What the task asks »
Filter for the word "page" and keep each matching line.

Data extract »
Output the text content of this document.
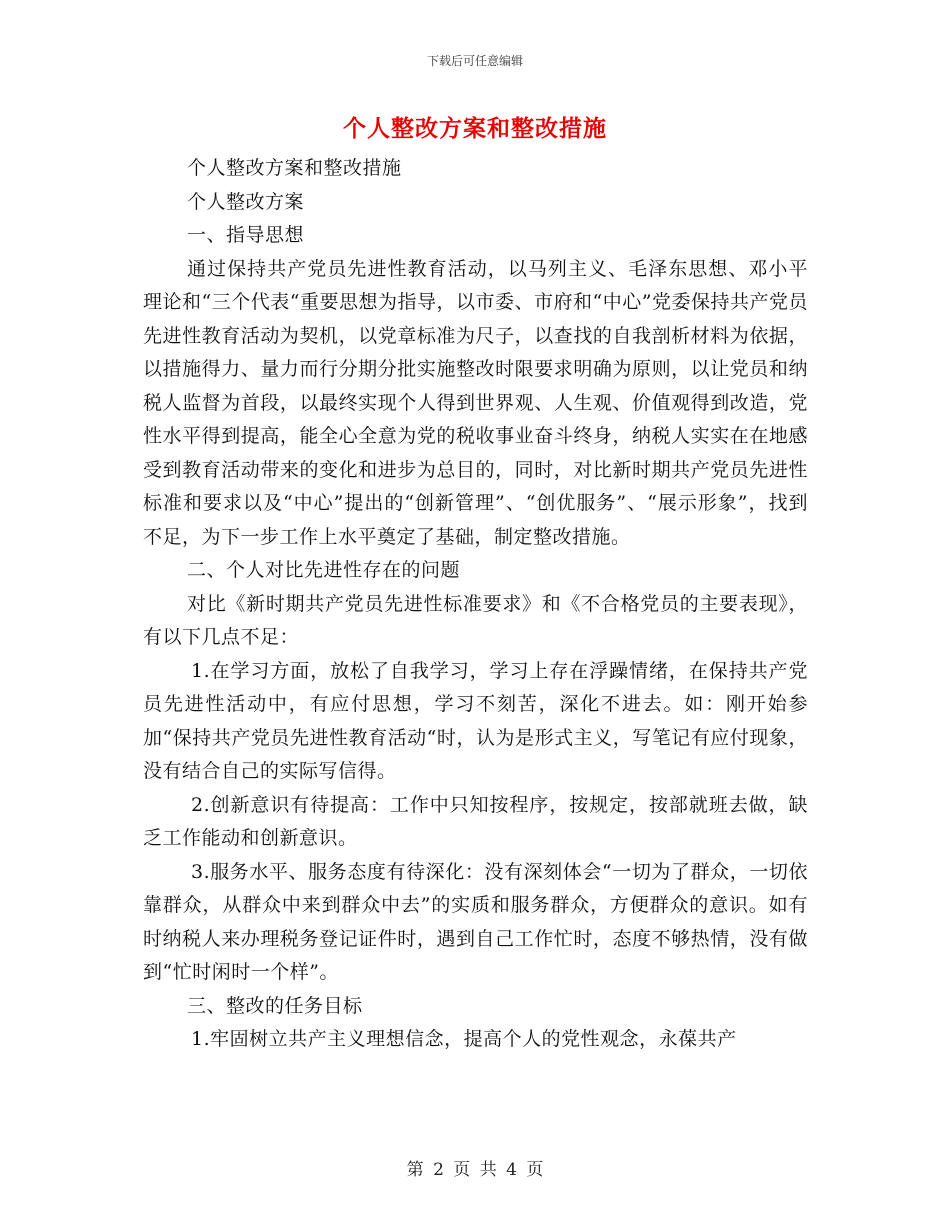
下载后可任意编辑
个人整改方案和整改措施

个人整改方案和整改措施

个人整改方案

一、指导思想

通过保持共产党员先进性教育活动，以马列主义、毛泽东思想、邓小平理论和“三个代表“重要思想为指导，以市委、市府和“中心”党委保持共产党员先进性教育活动为契机，以党章标准为尺子，以查找的自我剖析材料为依据，以措施得力、量力而行分期分批实施整改时限要求明确为原则，以让党员和纳税人监督为首段，以最终实现个人得到世界观、人生观、价值观得到改造，党性水平得到提高，能全心全意为党的税收事业奋斗终身，纳税人实实在在地感受到教育活动带来的变化和进步为总目的，同时，对比新时期共产党员先进性标准和要求以及“中心”提出的“创新管理”、“创优服务”、“展示形象”，找到不足，为下一步工作上水平奠定了基础，制定整改措施。

二、个人对比先进性存在的问题

对比《新时期共产党员先进性标准要求》和《不合格党员的主要表现》，有以下几点不足：

1.在学习方面，放松了自我学习，学习上存在浮躁情绪，在保持共产党员先进性活动中，有应付思想，学习不刻苦，深化不进去。如：刚开始参加“保持共产党员先进性教育活动“时，认为是形式主义，写笔记有应付现象，没有结合自己的实际写信得。

2.创新意识有待提高：工作中只知按程序，按规定，按部就班去做，缺乏工作能动和创新意识。

3.服务水平、服务态度有待深化：没有深刻体会“一切为了群众，一切依靠群众，从群众中来到群众中去”的实质和服务群众，方便群众的意识。如有时纳税人来办理税务登记证件时，遇到自己工作忙时，态度不够热情，没有做到“忙时闲时一个样”。

三、整改的任务目标

1.牢固树立共产主义理想信念，提高个人的党性观念，永葆共产

第 2 页 共 4 页
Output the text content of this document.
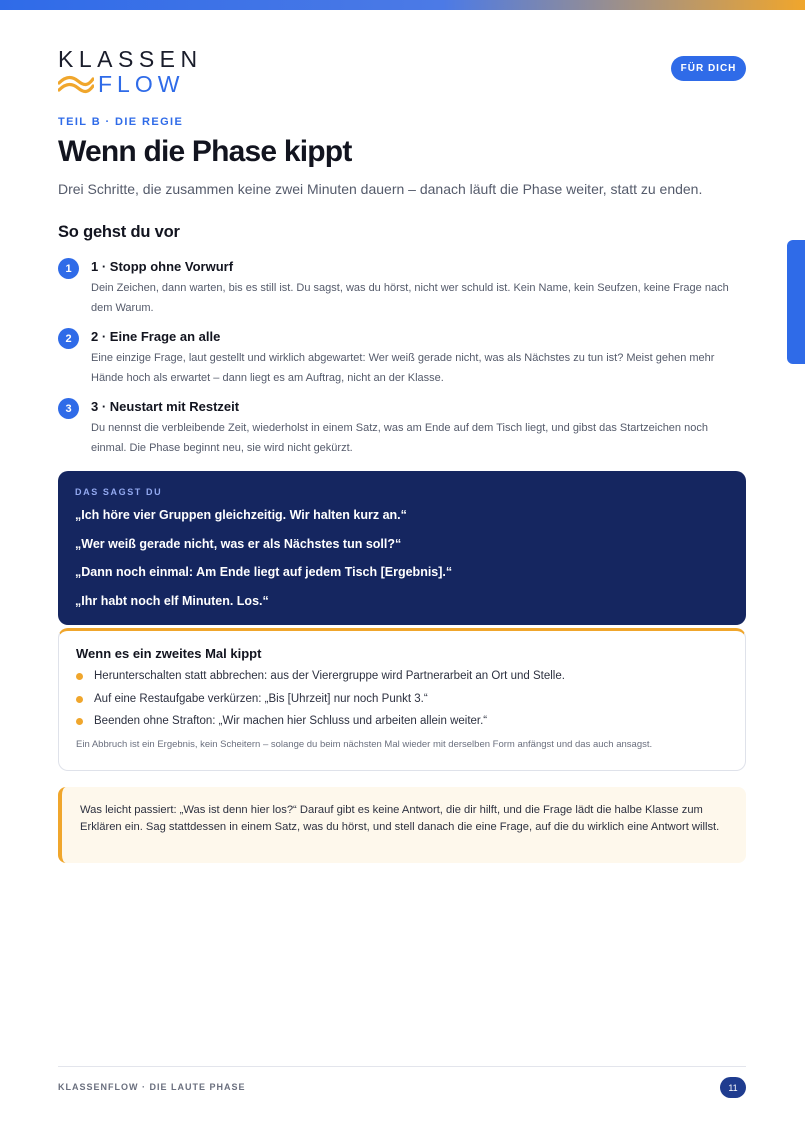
KLASSEN
FLOW
FÜR DICH
TEIL B · DIE REGIE
Wenn die Phase kippt

Drei Schritte, die zusammen keine zwei Minuten dauern – danach läuft die Phase weiter, statt zu enden.

So gehst du vor
1	1 · Stopp ohne Vorwurf
Dein Zeichen, dann warten, bis es still ist. Du sagst, was du hörst, nicht wer schuld ist. Kein Name, kein Seufzen, keine Frage nach dem Warum.
2	2 · Eine Frage an alle
Eine einzige Frage, laut gestellt und wirklich abgewartet: Wer weiß gerade nicht, was als Nächstes zu tun ist? Meist gehen mehr Hände hoch als erwartet – dann liegt es am Auftrag, nicht an der Klasse.
3	3 · Neustart mit Restzeit
Du nennst die verbleibende Zeit, wiederholst in einem Satz, was am Ende auf dem Tisch liegt, und gibst das Startzeichen noch einmal. Die Phase beginnt neu, sie wird nicht gekürzt.
DAS SAGST DU
„Ich höre vier Gruppen gleichzeitig. Wir halten kurz an.“
„Wer weiß gerade nicht, was er als Nächstes tun soll?“
„Dann noch einmal: Am Ende liegt auf jedem Tisch [Ergebnis].“
„Ihr habt noch elf Minuten. Los.“
Wenn es ein zweites Mal kippt
Herunterschalten statt abbrechen: aus der Vierergruppe wird Partnerarbeit an Ort und Stelle.
Auf eine Restaufgabe verkürzen: „Bis [Uhrzeit] nur noch Punkt 3.“
Beenden ohne Strafton: „Wir machen hier Schluss und arbeiten allein weiter.“
Ein Abbruch ist ein Ergebnis, kein Scheitern – solange du beim nächsten Mal wieder mit derselben Form anfängst und das auch ansagst.
Was leicht passiert: „Was ist denn hier los?“ Darauf gibt es keine Antwort, die dir hilft, und die Frage lädt die halbe Klasse zum Erklären ein. Sag stattdessen in einem Satz, was du hörst, und stell danach die eine Frage, auf die du wirklich eine Antwort willst.
KLASSENFLOW · DIE LAUTE PHASE	11
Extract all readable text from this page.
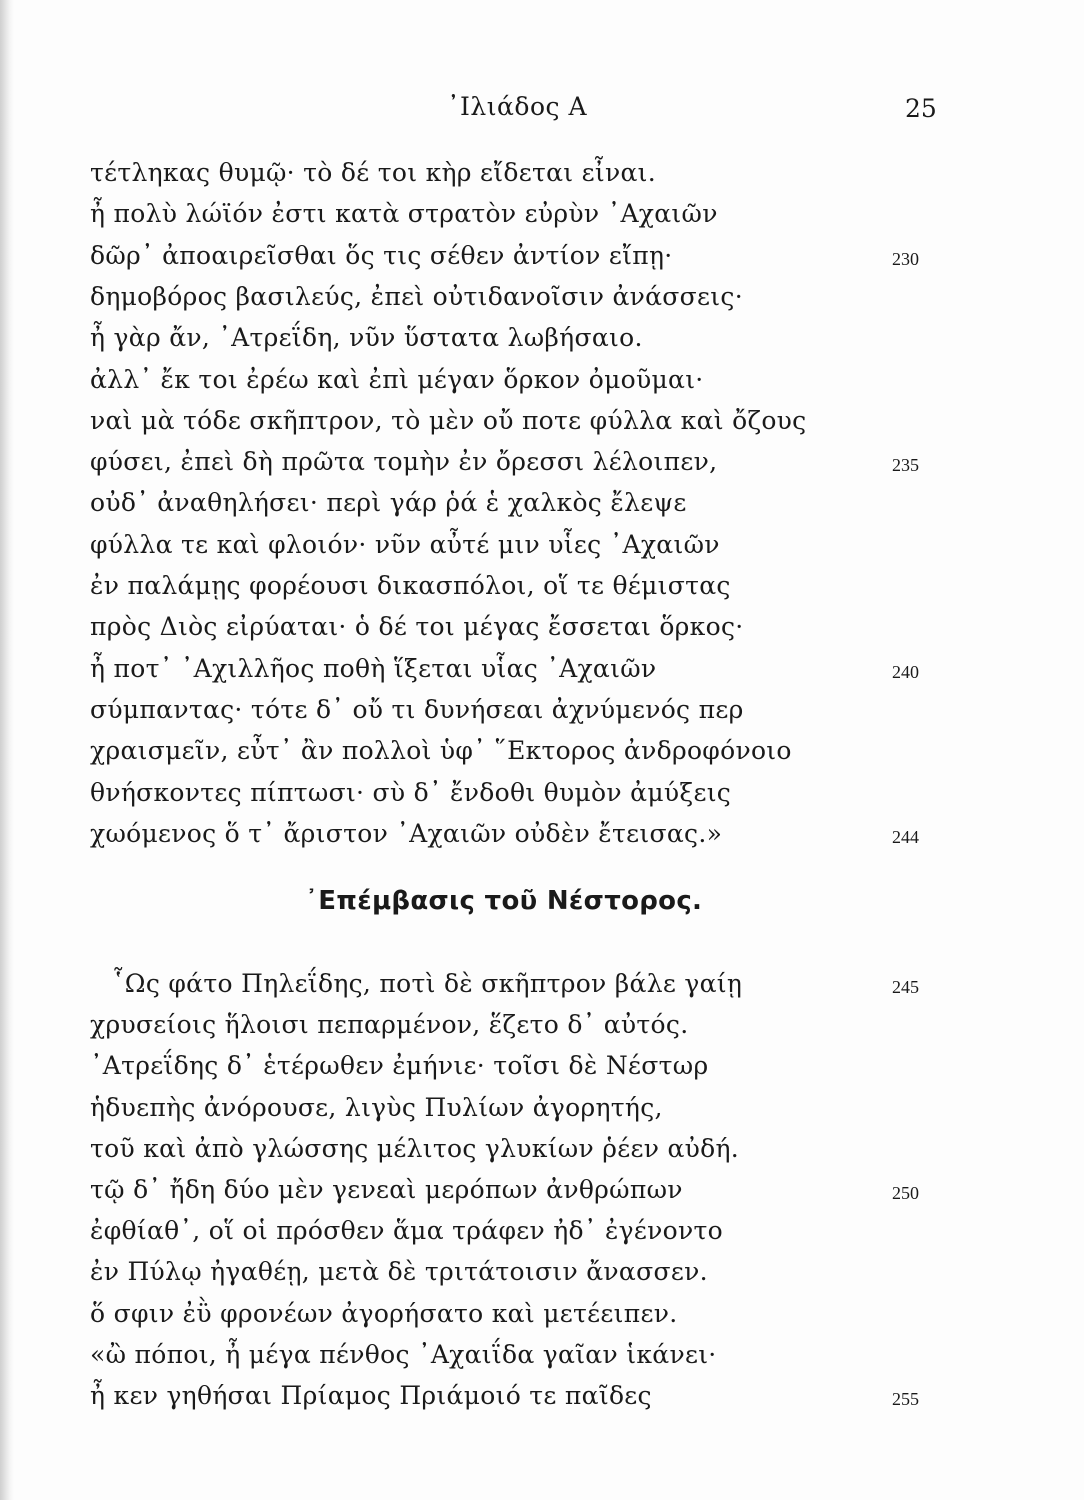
᾿Ιλιάδος Α	25
τέτληκας θυμῷ· τὸ δέ τοι κὴρ εἴδεται εἶναι.
ἦ πολὺ λώϊόν ἐστι κατὰ στρατὸν εὐρὺν ᾿Αχαιῶν
δῶρ᾿ ἀποαιρεῖσθαι ὅς τις σέθεν ἀντίον εἴπῃ·	230
δημοβόρος βασιλεύς, ἐπεὶ οὐτιδανοῖσιν ἀνάσσεις·
ἦ γὰρ ἄν, ᾿Ατρεΐδη, νῦν ὕστατα λωβήσαιο.
ἀλλ᾿ ἔκ τοι ἐρέω καὶ ἐπὶ μέγαν ὅρκον ὀμοῦμαι·
ναὶ μὰ τόδε σκῆπτρον, τὸ μὲν οὔ ποτε φύλλα καὶ ὄζους
φύσει, ἐπεὶ δὴ πρῶτα τομὴν ἐν ὄρεσσι λέλοιπεν,	235
οὐδ᾿ ἀναθηλήσει· περὶ γάρ ῥά ἑ χαλκὸς ἔλεψε
φύλλα τε καὶ φλοιόν· νῦν αὖτέ μιν υἷες ᾿Αχαιῶν
ἐν παλάμῃς φορέουσι δικασπόλοι, οἵ τε θέμιστας
πρὸς Διὸς εἰρύαται· ὁ δέ τοι μέγας ἔσσεται ὅρκος·
ἦ ποτ᾿ ᾿Αχιλλῆος ποθὴ ἵξεται υἷας ᾿Αχαιῶν	240
σύμπαντας· τότε δ᾿ οὔ τι δυνήσεαι ἀχνύμενός περ
χραισμεῖν, εὖτ᾿ ἂν πολλοὶ ὑφ᾿ ῞Εκτορος ἀνδροφόνοιο
θνήσκοντες πίπτωσι· σὺ δ᾿ ἔνδοθι θυμὸν ἀμύξεις
χωόμενος ὅ τ᾿ ἄριστον ᾿Αχαιῶν οὐδὲν ἔτεισας.»	244
᾿Επέμβασις τοῦ Νέστορος.
῟Ως φάτο Πηλεΐδης, ποτὶ δὲ σκῆπτρον βάλε γαίῃ	245
χρυσείοις ἥλοισι πεπαρμένον, ἕζετο δ᾿ αὐτός.
᾿Ατρεΐδης δ᾿ ἑτέρωθεν ἐμήνιε· τοῖσι δὲ Νέστωρ
ἡδυεπὴς ἀνόρουσε, λιγὺς Πυλίων ἀγορητής,
τοῦ καὶ ἀπὸ γλώσσης μέλιτος γλυκίων ῥέεν αὐδή.
τῷ δ᾿ ἤδη δύο μὲν γενεαὶ μερόπων ἀνθρώπων	250
ἐφθίαθ᾿, οἵ οἱ πρόσθεν ἅμα τράφεν ἠδ᾿ ἐγένοντο
ἐν Πύλῳ ἠγαθέῃ, μετὰ δὲ τριτάτοισιν ἄνασσεν.
ὅ σφιν ἐῢ φρονέων ἀγορήσατο καὶ μετέειπεν.
«ὢ πόποι, ἦ μέγα πένθος ᾿Αχαιΐδα γαῖαν ἱκάνει·
ἦ κεν γηθήσαι Πρίαμος Πριάμοιό τε παῖδες	255
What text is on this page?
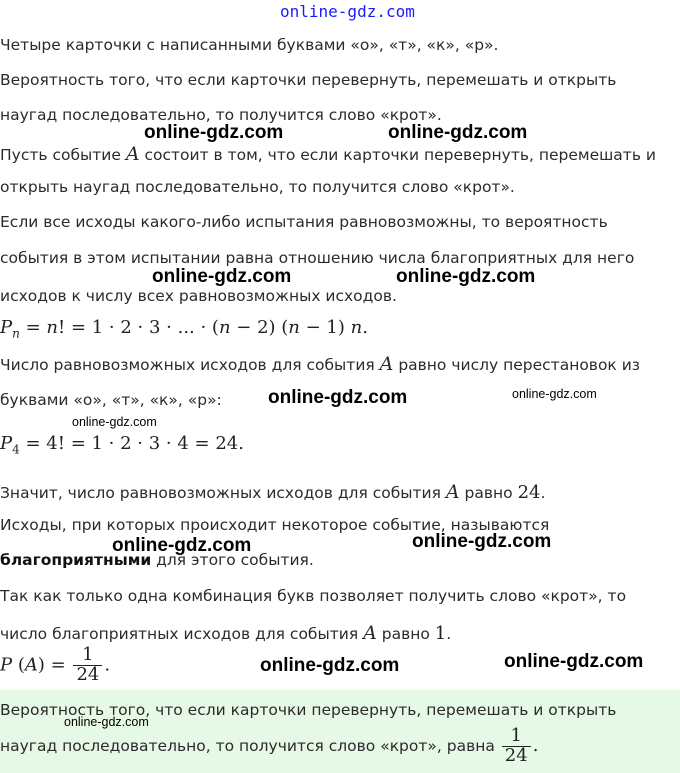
online-gdz.com
online-gdz.com	online-gdz.com
online-gdz.com	online-gdz.com
online-gdz.com	online-gdz.com
online-gdz.com
online-gdz.com	online-gdz.com
online-gdz.com	online-gdz.com
Четыре карточки с написанными буквами «о», «т», «к», «р».
Вероятность того, что если карточки перевернуть, перемешать и открыть
наугад последовательно, то получится слово «крот».
Пусть событие A состоит в том, что если карточки перевернуть, перемешать и
открыть наугад последовательно, то получится слово «крот».
Если все исходы какого-либо испытания равновозможны, то вероятность
события в этом испытании равна отношению числа благоприятных для него
исходов к числу всех равновозможных исходов.
$P_n = n$! = 1 · 2 · 3 · ... · (n − 2) (n − 1) n.
Число равновозможных исходов для события A равно числу перестановок из
буквами «о», «т», «к», «р»:
$P_4 = 4$! = 1 · 2 · 3 · 4 = 24.
Значит, число равновозможных исходов для события A равно 24.
Исходы, при которых происходит некоторое событие, называются
благоприятными для этого события.
Так как только одна комбинация букв позволяет получить слово «крот», то
число благоприятных исходов для события A равно 1.
P $(A) = \frac{1}{24}$ .
Вероятность того, что если карточки перевернуть, перемешать и открыть
online-gdz.com
наугад последовательно, то получится слово «крот», равна $\frac{1}{24}$ .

Result »
Extract all readable text from this page.
What text is on this page?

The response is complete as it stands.